→ **Given records**:

######

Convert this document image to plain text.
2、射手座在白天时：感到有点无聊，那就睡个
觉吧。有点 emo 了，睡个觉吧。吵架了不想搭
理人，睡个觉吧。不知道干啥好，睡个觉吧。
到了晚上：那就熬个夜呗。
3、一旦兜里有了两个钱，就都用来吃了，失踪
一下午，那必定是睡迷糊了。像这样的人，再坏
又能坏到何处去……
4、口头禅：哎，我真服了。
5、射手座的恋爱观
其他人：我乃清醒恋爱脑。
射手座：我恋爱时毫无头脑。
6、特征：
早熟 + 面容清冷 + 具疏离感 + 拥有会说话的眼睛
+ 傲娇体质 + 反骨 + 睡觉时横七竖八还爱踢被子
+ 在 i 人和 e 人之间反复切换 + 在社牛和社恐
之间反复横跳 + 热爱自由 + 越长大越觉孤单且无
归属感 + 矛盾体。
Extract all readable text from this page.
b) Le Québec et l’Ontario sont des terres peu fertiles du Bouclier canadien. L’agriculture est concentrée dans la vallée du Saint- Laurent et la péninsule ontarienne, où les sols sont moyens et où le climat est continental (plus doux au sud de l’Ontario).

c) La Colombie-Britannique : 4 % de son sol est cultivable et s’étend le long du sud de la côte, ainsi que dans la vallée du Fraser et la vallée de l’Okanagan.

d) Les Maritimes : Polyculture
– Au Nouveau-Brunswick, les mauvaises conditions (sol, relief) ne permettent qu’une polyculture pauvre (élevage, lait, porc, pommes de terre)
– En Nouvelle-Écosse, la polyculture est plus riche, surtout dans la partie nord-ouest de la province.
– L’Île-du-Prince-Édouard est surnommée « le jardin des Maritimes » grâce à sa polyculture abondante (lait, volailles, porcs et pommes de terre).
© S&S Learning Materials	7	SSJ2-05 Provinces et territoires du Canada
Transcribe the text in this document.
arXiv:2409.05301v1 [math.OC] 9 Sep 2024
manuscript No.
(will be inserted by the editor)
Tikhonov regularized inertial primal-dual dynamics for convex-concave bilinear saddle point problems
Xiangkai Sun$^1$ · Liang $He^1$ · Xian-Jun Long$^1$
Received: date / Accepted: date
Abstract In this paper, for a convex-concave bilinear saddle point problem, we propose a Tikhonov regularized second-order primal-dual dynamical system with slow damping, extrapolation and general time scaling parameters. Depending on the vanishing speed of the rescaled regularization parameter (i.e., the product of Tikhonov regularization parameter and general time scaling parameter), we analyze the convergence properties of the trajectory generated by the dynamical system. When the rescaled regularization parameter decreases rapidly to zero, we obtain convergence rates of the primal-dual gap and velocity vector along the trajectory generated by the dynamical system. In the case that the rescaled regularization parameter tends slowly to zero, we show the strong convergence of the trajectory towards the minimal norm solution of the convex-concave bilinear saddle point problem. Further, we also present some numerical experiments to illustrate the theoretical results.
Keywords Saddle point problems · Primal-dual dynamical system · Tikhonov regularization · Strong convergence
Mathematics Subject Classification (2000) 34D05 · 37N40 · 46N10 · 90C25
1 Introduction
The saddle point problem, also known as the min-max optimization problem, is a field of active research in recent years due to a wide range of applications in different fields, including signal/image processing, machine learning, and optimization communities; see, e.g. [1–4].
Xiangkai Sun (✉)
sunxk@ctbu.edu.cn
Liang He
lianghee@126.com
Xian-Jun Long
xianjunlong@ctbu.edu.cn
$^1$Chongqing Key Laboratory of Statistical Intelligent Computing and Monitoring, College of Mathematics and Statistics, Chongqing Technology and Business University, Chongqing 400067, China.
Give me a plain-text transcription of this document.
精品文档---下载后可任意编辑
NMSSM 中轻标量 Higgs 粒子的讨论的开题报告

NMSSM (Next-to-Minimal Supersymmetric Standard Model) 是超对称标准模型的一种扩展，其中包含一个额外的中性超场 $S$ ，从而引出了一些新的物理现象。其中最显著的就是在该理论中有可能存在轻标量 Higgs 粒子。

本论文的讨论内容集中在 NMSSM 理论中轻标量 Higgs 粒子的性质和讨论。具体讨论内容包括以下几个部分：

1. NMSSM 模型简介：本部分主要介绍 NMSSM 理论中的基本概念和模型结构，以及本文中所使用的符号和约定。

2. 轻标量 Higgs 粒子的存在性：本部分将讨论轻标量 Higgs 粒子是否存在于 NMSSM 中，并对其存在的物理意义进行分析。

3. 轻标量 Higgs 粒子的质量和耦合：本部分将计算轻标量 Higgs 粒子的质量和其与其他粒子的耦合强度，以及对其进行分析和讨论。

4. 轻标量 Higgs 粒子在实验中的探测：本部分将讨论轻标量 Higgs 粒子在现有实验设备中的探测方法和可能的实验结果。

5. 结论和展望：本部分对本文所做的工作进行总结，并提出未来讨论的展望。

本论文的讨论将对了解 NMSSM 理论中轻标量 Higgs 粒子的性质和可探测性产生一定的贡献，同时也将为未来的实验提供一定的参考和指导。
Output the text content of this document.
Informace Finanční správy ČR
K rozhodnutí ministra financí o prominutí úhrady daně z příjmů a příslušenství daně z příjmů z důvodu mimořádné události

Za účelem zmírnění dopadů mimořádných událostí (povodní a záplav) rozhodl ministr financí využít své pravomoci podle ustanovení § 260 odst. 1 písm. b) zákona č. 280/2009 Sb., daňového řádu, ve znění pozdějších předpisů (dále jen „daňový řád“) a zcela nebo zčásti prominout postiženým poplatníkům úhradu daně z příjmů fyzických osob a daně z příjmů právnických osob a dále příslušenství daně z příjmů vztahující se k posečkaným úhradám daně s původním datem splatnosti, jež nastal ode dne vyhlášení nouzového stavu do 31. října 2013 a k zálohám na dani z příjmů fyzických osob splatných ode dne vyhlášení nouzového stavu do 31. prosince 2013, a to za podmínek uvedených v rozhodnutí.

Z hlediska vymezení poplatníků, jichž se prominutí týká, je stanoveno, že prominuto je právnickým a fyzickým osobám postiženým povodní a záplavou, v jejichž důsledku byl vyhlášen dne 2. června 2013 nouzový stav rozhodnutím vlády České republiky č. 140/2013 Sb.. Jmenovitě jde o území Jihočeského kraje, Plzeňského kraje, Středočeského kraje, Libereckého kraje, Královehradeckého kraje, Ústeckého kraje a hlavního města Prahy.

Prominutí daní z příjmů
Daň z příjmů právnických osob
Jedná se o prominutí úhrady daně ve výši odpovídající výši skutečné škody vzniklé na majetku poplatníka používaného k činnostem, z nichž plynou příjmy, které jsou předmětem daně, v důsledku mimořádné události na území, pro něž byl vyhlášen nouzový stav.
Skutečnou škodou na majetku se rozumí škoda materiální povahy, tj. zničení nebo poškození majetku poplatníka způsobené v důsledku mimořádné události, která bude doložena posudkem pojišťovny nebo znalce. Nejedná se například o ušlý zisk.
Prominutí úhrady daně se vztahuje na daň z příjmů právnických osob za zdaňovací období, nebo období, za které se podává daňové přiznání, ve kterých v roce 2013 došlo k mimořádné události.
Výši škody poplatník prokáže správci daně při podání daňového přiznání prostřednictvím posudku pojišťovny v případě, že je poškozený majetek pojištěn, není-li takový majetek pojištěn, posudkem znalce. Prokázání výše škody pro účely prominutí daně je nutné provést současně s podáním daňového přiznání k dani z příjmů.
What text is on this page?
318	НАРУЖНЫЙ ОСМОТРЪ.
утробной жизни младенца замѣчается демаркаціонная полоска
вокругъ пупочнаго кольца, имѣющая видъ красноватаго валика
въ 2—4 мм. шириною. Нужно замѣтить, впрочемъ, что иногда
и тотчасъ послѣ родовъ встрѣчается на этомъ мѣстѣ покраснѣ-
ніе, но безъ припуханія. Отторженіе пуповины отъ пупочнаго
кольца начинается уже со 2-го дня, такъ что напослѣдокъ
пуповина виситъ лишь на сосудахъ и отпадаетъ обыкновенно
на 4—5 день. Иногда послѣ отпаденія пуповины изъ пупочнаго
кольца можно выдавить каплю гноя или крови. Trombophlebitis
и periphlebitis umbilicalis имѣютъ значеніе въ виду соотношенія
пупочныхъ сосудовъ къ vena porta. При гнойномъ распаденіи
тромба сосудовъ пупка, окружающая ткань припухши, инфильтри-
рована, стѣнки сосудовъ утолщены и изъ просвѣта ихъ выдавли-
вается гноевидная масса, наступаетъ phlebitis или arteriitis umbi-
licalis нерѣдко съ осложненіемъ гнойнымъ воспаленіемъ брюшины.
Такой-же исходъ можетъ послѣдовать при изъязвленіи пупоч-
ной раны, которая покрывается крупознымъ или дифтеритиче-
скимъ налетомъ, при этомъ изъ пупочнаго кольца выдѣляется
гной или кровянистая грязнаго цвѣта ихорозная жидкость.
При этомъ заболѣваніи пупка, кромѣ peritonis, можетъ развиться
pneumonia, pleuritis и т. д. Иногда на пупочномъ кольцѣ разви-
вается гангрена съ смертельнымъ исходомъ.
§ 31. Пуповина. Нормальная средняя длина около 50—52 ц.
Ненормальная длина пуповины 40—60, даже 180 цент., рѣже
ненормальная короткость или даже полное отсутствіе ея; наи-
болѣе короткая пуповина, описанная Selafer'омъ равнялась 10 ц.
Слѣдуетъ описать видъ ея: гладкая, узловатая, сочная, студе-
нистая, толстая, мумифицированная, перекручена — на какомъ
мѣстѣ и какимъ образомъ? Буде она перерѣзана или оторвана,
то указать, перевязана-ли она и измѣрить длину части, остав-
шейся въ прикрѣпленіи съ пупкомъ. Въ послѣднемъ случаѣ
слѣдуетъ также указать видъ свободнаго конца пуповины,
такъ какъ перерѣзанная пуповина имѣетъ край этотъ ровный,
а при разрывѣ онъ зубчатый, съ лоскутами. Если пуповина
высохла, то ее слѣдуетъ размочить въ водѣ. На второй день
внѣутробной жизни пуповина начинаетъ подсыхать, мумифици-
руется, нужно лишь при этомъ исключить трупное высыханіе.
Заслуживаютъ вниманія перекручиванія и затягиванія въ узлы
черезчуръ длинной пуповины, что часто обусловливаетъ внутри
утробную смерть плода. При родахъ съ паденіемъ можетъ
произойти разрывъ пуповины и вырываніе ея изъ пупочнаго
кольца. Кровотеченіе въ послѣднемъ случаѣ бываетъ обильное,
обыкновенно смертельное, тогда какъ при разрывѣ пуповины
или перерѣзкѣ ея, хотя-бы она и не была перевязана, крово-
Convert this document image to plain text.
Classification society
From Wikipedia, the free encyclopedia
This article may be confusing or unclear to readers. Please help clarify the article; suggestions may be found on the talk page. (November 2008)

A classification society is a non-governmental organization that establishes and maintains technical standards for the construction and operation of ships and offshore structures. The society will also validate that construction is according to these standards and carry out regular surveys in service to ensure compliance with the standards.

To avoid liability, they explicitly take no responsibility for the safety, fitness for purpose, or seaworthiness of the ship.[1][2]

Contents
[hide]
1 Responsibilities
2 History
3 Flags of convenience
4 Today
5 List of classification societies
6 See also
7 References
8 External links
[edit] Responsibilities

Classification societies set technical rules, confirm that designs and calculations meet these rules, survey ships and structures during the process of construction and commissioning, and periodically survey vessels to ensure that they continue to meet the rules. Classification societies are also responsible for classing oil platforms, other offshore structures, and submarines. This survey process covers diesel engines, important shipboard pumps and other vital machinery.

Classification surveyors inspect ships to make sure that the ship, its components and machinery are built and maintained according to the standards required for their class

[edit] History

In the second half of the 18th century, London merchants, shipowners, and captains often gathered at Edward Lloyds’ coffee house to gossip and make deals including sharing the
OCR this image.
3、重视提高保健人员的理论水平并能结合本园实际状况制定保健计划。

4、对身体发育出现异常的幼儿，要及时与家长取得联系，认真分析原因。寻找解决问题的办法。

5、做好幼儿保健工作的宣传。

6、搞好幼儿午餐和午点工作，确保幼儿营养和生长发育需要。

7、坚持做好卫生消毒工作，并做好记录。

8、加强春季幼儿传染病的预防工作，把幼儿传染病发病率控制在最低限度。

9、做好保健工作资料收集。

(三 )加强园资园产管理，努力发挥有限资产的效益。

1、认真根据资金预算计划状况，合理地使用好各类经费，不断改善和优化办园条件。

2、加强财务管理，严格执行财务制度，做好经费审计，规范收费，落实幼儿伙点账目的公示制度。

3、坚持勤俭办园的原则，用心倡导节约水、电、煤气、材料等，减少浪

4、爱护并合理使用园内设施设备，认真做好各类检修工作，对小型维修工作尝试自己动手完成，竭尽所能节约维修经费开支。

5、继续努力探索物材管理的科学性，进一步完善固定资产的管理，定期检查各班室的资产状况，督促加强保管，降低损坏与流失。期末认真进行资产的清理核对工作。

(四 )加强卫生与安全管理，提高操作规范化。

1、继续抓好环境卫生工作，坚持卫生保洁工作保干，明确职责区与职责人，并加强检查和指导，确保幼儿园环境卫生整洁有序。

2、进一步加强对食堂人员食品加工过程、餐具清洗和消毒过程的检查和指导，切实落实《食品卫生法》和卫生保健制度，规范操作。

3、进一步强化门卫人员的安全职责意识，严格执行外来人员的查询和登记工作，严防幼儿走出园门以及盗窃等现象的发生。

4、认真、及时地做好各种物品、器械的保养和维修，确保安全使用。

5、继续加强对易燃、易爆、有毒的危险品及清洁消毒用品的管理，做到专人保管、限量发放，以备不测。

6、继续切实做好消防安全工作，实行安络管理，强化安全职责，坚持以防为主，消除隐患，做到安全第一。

######

→ **Task directions**: Locate the lines above that hold the word "длина". Show every one of them.

→ **Result**:
§ 31. Пуповина. Нормальная средняя длина около 50—52 ц.
Ненормальная длина пуповины 40—60, даже 180 цент., рѣже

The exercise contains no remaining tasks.